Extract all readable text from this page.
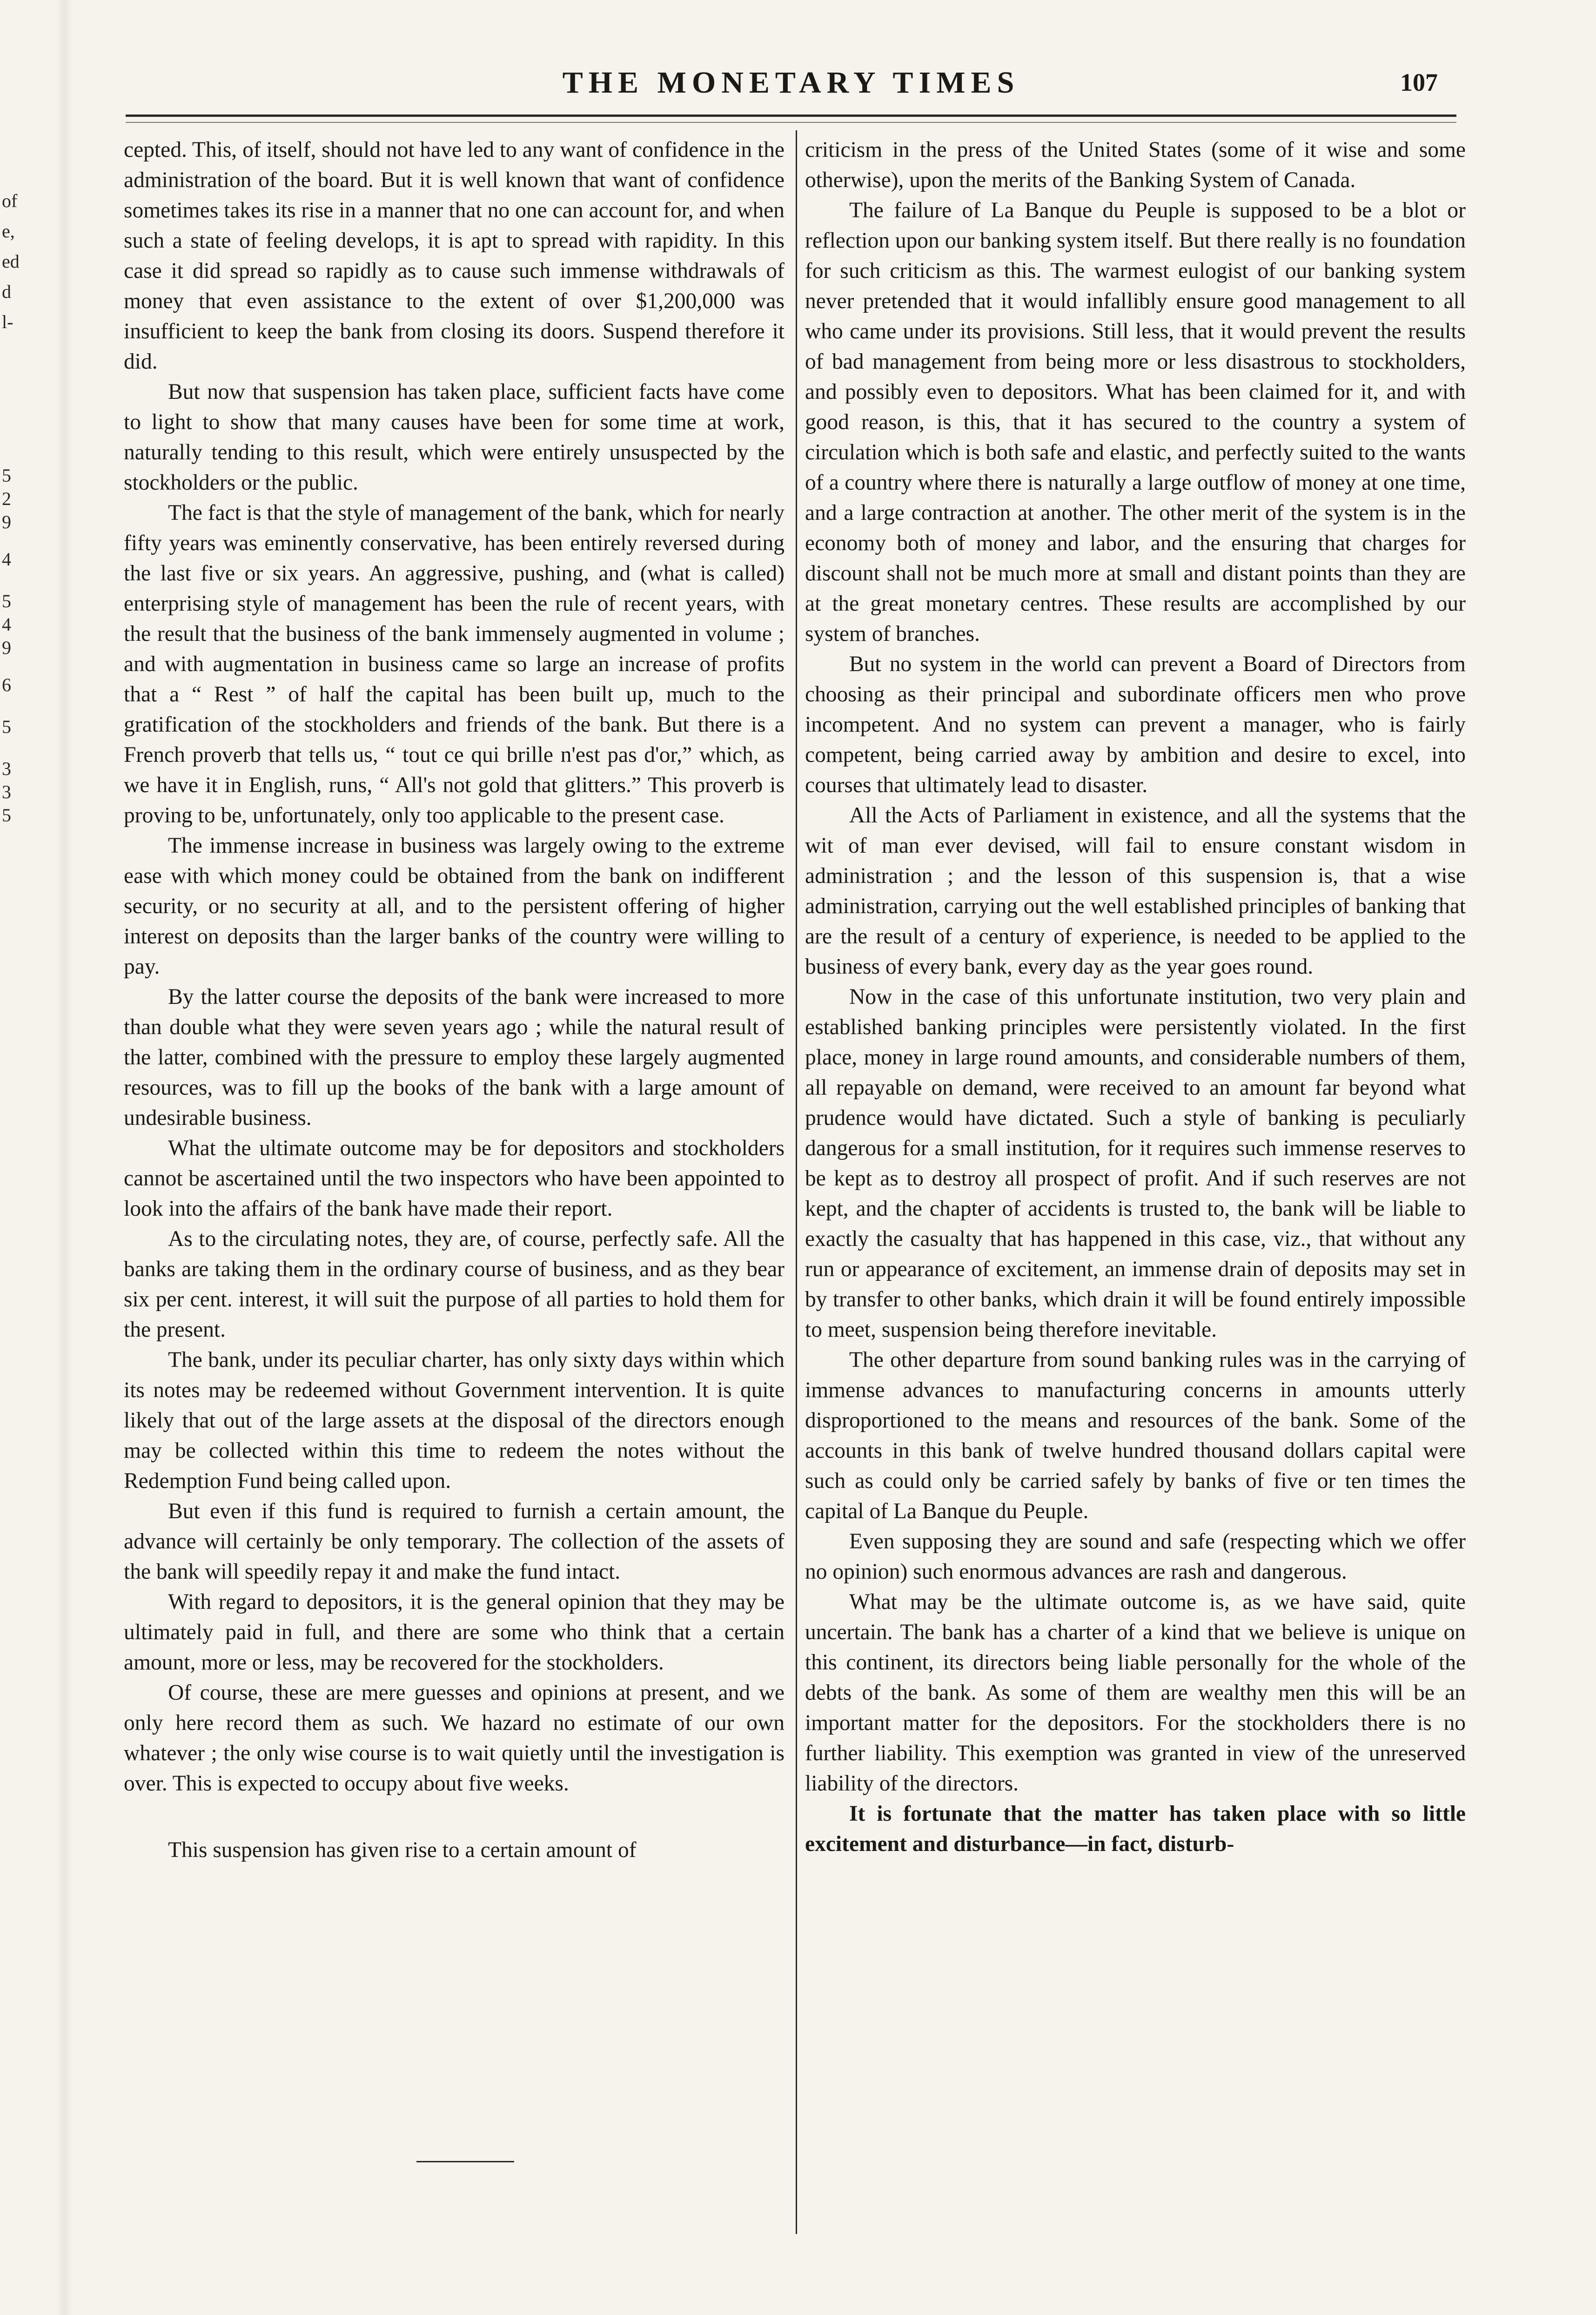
of
e,
ed
d
l-
5
2
9
4
5
4
9
6
5
3
3
5
THE MONETARY TIMES	107

cepted. This, of itself, should not have led to any want of confidence in the administration of the board. But it is well known that want of confidence sometimes takes its rise in a manner that no one can account for, and when such a state of feeling develops, it is apt to spread with rapidity. In this case it did spread so rapidly as to cause such immense withdrawals of money that even assistance to the extent of over $1,200,000 was insufficient to keep the bank from closing its doors. Suspend therefore it did.

But now that suspension has taken place, sufficient facts have come to light to show that many causes have been for some time at work, naturally tending to this result, which were entirely unsuspected by the stockholders or the public.

The fact is that the style of management of the bank, which for nearly fifty years was eminently conservative, has been entirely reversed during the last five or six years. An aggressive, pushing, and (what is called) enterprising style of management has been the rule of recent years, with the result that the business of the bank immensely augmented in volume ; and with augmentation in business came so large an increase of profits that a “ Rest ” of half the capital has been built up, much to the gratification of the stockholders and friends of the bank. But there is a French proverb that tells us, “ tout ce qui brille n'est pas d'or,” which, as we have it in English, runs, “ All's not gold that glitters.” This proverb is proving to be, unfortunately, only too applicable to the present case.

The immense increase in business was largely owing to the extreme ease with which money could be obtained from the bank on indifferent security, or no security at all, and to the persistent offering of higher interest on deposits than the larger banks of the country were willing to pay.

By the latter course the deposits of the bank were increased to more than double what they were seven years ago ; while the natural result of the latter, combined with the pressure to employ these largely augmented resources, was to fill up the books of the bank with a large amount of undesirable business.

What the ultimate outcome may be for depositors and stockholders cannot be ascertained until the two inspectors who have been appointed to look into the affairs of the bank have made their report.

As to the circulating notes, they are, of course, perfectly safe. All the banks are taking them in the ordinary course of business, and as they bear six per cent. interest, it will suit the purpose of all parties to hold them for the present.

The bank, under its peculiar charter, has only sixty days within which its notes may be redeemed without Government intervention. It is quite likely that out of the large assets at the disposal of the directors enough may be collected within this time to redeem the notes without the Redemption Fund being called upon.

But even if this fund is required to furnish a certain amount, the advance will certainly be only temporary. The collection of the assets of the bank will speedily repay it and make the fund intact.

With regard to depositors, it is the general opinion that they may be ultimately paid in full, and there are some who think that a certain amount, more or less, may be recovered for the stockholders.

Of course, these are mere guesses and opinions at present, and we only here record them as such. We hazard no estimate of our own whatever ; the only wise course is to wait quietly until the investigation is over. This is expected to occupy about five weeks.

This suspension has given rise to a certain amount of

criticism in the press of the United States (some of it wise and some otherwise), upon the merits of the Banking System of Canada.

The failure of La Banque du Peuple is supposed to be a blot or reflection upon our banking system itself. But there really is no foundation for such criticism as this. The warmest eulogist of our banking system never pretended that it would infallibly ensure good management to all who came under its provisions. Still less, that it would prevent the results of bad management from being more or less disastrous to stockholders, and possibly even to depositors. What has been claimed for it, and with good reason, is this, that it has secured to the country a system of circulation which is both safe and elastic, and perfectly suited to the wants of a country where there is naturally a large outflow of money at one time, and a large contraction at another. The other merit of the system is in the economy both of money and labor, and the ensuring that charges for discount shall not be much more at small and distant points than they are at the great monetary centres. These results are accomplished by our system of branches.

But no system in the world can prevent a Board of Directors from choosing as their principal and subordinate officers men who prove incompetent. And no system can prevent a manager, who is fairly competent, being carried away by ambition and desire to excel, into courses that ultimately lead to disaster.

All the Acts of Parliament in existence, and all the systems that the wit of man ever devised, will fail to ensure constant wisdom in administration ; and the lesson of this suspension is, that a wise administration, carrying out the well established principles of banking that are the result of a century of experience, is needed to be applied to the business of every bank, every day as the year goes round.

Now in the case of this unfortunate institution, two very plain and established banking principles were persistently violated. In the first place, money in large round amounts, and considerable numbers of them, all repayable on demand, were received to an amount far beyond what prudence would have dictated. Such a style of banking is peculiarly dangerous for a small institution, for it requires such immense reserves to be kept as to destroy all prospect of profit. And if such reserves are not kept, and the chapter of accidents is trusted to, the bank will be liable to exactly the casualty that has happened in this case, viz., that without any run or appearance of excitement, an immense drain of deposits may set in by transfer to other banks, which drain it will be found entirely impossible to meet, suspension being therefore inevitable.

The other departure from sound banking rules was in the carrying of immense advances to manufacturing concerns in amounts utterly disproportioned to the means and resources of the bank. Some of the accounts in this bank of twelve hundred thousand dollars capital were such as could only be carried safely by banks of five or ten times the capital of La Banque du Peuple.

Even supposing they are sound and safe (respecting which we offer no opinion) such enormous advances are rash and dangerous.

What may be the ultimate outcome is, as we have said, quite uncertain. The bank has a charter of a kind that we believe is unique on this continent, its directors being liable personally for the whole of the debts of the bank. As some of them are wealthy men this will be an important matter for the depositors. For the stockholders there is no further liability. This exemption was granted in view of the unreserved liability of the directors.

It is fortunate that the matter has taken place with so little excitement and disturbance—in fact, disturb-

+--

Go through the lines above. Select every one that has the string "rise".

cepted. This, of itself, should not have led to any want of confidence in the administration of the board. But it is well known that want of confidence sometimes takes its rise in a manner that no one can account for, and when such a state of feeling develops, it is apt to spread with rapidity. In this case it did spread so rapidly as to cause such immense withdrawals of money that even assistance to the extent of over $1,200,000 was insufficient to keep the bank from closing its doors. Suspend therefore it did.
This suspension has given rise to a certain amount of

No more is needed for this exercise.